# What you have to do
Convert the data, from its first line up to and including the line containing "x-tick-label: 5: [177, 429, 185, 445]", into a JSON list of strings with one string per line, omitting any blank lines.

^^^^

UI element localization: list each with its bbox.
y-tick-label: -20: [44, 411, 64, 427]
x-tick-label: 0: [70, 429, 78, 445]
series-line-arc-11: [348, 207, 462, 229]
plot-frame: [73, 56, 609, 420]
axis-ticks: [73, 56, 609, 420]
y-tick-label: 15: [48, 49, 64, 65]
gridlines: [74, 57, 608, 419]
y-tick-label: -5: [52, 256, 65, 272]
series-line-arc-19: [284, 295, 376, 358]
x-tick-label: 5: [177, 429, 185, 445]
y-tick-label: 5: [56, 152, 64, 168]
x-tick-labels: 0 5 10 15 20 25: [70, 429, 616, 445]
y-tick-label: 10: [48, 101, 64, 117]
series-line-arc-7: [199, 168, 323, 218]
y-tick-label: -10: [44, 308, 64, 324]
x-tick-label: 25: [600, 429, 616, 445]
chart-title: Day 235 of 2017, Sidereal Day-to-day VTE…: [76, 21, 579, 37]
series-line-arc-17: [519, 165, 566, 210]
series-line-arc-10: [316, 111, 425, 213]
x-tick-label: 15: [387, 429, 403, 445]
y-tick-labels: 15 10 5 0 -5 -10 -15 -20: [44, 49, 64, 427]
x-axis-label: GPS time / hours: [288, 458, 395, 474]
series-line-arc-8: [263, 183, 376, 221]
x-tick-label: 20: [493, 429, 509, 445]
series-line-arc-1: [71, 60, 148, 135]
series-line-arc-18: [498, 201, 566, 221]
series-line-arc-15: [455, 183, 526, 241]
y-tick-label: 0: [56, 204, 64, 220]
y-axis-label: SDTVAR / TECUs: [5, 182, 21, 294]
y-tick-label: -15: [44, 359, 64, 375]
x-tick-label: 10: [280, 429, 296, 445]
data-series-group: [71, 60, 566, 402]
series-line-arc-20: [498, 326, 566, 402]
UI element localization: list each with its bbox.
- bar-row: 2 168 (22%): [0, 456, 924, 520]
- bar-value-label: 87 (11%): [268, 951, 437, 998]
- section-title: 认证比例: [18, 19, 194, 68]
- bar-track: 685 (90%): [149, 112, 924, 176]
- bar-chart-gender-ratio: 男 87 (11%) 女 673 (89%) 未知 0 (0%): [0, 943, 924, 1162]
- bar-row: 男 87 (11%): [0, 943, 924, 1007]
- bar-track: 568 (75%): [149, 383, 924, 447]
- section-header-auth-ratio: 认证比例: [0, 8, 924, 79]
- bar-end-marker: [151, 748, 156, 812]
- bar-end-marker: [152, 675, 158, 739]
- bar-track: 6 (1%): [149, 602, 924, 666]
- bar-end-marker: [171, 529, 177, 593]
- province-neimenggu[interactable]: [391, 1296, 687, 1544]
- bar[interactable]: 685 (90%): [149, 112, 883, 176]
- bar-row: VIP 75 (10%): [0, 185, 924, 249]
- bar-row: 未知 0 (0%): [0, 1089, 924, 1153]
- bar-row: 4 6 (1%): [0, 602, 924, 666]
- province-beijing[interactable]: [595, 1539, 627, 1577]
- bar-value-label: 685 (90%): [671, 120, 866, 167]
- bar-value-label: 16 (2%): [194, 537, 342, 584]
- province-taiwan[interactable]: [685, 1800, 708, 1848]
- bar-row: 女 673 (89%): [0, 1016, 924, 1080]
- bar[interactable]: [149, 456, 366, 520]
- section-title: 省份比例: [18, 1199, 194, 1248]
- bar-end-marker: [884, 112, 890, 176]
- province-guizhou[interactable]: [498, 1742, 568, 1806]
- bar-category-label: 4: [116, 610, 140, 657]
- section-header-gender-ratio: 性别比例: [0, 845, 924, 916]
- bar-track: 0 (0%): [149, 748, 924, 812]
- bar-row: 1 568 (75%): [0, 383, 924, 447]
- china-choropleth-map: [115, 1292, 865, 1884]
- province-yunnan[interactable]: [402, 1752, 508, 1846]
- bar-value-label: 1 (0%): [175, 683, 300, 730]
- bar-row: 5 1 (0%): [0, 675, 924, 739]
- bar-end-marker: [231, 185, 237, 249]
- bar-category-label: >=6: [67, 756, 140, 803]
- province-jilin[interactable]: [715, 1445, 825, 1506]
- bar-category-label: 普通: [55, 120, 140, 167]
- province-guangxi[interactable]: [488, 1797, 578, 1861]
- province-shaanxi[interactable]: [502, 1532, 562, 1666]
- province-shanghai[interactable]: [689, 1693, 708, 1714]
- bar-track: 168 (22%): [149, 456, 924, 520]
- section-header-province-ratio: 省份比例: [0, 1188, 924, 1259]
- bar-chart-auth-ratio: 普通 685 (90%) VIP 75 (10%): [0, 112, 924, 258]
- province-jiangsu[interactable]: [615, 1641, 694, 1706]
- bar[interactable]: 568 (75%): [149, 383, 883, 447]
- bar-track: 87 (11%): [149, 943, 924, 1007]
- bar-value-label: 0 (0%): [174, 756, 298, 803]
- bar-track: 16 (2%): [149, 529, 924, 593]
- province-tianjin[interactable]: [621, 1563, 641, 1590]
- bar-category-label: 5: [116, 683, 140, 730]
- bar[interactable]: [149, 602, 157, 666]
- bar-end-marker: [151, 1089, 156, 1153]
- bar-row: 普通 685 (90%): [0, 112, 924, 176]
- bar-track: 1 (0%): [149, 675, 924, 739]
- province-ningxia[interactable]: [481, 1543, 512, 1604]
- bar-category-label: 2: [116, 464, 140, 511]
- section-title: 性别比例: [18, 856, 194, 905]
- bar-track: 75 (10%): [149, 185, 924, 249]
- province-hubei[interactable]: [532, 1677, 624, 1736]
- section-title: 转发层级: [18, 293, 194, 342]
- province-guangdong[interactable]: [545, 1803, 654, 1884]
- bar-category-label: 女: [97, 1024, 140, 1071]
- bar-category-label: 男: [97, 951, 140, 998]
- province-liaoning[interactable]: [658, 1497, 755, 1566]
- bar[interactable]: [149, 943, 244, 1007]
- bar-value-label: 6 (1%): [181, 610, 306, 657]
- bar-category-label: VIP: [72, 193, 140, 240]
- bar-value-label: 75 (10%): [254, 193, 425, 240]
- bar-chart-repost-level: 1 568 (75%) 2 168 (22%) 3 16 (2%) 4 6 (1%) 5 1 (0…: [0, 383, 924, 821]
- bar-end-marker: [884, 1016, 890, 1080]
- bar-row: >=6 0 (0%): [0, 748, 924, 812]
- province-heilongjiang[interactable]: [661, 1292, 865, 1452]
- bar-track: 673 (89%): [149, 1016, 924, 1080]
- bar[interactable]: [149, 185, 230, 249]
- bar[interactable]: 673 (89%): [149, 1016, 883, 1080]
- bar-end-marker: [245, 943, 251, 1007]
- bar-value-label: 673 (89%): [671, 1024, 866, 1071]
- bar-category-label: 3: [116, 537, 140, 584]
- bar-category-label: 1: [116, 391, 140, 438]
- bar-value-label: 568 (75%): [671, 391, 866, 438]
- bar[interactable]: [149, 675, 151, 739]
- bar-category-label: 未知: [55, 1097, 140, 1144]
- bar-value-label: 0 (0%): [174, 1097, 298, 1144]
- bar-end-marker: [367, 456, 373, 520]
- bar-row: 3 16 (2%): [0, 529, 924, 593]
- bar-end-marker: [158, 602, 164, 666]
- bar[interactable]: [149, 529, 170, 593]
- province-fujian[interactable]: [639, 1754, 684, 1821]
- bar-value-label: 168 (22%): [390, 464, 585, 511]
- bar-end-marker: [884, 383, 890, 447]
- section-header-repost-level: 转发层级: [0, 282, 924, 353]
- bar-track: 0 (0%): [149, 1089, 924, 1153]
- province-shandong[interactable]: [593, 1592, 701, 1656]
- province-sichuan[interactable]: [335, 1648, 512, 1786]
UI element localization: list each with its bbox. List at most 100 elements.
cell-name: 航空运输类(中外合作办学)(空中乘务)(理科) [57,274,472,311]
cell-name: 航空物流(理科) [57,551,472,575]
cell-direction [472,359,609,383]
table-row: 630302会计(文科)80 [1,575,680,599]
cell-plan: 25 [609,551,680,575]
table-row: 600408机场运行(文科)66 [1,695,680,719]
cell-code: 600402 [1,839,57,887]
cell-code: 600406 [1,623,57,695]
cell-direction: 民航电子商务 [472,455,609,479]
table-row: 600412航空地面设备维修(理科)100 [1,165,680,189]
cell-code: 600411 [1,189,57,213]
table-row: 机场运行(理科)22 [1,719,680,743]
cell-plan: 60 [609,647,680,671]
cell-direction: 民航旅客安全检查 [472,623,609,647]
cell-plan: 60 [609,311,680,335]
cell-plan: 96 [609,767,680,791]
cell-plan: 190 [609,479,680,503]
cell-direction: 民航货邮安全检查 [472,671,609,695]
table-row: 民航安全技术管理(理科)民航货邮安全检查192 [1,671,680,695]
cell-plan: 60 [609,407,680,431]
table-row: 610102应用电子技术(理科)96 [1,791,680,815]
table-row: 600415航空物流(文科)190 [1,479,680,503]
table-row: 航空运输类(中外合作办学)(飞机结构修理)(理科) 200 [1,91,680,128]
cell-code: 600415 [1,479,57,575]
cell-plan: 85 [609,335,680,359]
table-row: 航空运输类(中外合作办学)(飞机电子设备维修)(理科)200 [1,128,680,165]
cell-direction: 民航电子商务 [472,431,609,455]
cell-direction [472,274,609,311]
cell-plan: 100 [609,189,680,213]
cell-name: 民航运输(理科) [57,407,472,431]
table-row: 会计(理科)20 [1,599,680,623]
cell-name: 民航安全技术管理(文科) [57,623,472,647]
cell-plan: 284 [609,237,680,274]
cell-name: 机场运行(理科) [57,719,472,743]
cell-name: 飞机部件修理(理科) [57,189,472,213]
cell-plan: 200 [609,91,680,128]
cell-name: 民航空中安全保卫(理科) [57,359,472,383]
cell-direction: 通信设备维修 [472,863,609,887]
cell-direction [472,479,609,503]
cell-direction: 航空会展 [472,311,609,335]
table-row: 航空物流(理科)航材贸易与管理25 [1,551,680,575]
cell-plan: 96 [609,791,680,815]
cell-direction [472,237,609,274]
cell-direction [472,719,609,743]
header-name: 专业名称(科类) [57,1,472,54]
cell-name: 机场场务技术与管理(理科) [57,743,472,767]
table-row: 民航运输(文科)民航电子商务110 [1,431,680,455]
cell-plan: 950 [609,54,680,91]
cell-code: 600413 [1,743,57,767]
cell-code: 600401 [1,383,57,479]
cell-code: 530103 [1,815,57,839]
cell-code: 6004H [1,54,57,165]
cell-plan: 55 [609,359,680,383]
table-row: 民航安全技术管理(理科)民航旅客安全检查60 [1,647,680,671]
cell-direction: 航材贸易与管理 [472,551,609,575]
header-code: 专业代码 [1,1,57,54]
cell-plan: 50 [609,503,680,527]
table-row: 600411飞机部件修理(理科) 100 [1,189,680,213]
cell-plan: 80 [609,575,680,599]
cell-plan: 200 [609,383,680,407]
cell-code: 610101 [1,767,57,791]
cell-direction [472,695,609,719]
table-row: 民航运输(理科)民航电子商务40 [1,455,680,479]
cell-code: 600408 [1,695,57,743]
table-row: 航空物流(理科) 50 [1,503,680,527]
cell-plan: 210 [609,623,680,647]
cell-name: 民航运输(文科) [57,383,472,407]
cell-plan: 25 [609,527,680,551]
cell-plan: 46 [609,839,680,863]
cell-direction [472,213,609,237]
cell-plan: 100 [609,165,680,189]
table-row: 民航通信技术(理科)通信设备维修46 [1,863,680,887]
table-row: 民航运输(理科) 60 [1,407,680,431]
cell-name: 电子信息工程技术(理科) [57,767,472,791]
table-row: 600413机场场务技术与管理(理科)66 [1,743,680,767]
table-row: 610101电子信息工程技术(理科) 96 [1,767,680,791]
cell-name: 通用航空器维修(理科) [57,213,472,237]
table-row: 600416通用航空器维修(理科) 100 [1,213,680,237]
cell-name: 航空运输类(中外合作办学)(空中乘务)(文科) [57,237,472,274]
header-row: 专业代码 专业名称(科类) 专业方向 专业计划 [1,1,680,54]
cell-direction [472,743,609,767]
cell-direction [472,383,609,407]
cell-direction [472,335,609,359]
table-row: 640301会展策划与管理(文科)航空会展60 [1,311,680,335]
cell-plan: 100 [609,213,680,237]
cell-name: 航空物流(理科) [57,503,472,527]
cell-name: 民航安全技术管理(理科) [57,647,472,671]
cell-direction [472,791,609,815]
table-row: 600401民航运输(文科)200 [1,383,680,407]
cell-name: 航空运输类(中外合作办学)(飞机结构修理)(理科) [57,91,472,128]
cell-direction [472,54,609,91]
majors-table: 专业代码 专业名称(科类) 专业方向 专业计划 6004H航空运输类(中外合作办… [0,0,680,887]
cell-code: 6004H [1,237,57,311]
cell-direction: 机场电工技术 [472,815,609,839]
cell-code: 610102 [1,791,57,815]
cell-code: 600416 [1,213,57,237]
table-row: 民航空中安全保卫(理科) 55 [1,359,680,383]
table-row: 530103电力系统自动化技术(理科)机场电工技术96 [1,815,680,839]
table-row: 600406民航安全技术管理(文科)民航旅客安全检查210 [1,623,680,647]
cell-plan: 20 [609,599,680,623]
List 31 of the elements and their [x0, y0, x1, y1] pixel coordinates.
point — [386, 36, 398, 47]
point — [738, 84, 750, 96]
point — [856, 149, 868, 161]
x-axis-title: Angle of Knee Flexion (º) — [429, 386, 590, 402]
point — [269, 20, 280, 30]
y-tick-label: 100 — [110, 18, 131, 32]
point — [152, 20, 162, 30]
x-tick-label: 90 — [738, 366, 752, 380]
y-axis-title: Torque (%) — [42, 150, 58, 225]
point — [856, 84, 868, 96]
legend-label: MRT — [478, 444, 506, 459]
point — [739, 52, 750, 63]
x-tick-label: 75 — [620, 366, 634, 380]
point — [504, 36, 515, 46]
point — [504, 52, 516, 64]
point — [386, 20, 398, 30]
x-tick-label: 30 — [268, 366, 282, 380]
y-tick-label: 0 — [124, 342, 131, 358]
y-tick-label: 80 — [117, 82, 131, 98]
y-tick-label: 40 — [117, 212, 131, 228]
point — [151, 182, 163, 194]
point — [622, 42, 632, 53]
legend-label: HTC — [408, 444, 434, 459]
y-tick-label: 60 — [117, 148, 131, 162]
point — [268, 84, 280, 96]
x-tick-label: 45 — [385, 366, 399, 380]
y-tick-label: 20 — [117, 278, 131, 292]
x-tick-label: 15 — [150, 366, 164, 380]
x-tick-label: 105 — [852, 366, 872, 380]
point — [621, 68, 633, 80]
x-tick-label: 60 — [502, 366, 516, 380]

^^^^

# The completed task
[
  "UI element localization: list each with its bbox.",
  "y-tick-label: -20: [44, 411, 64, 427]",
  "x-tick-label: 0: [70, 429, 78, 445]",
  "series-line-arc-11: [348, 207, 462, 229]",
  "plot-frame: [73, 56, 609, 420]",
  "axis-ticks: [73, 56, 609, 420]",
  "y-tick-label: 15: [48, 49, 64, 65]",
  "gridlines: [74, 57, 608, 419]",
  "y-tick-label: -5: [52, 256, 65, 272]",
  "series-line-arc-19: [284, 295, 376, 358]",
  "x-tick-label: 5: [177, 429, 185, 445]"
]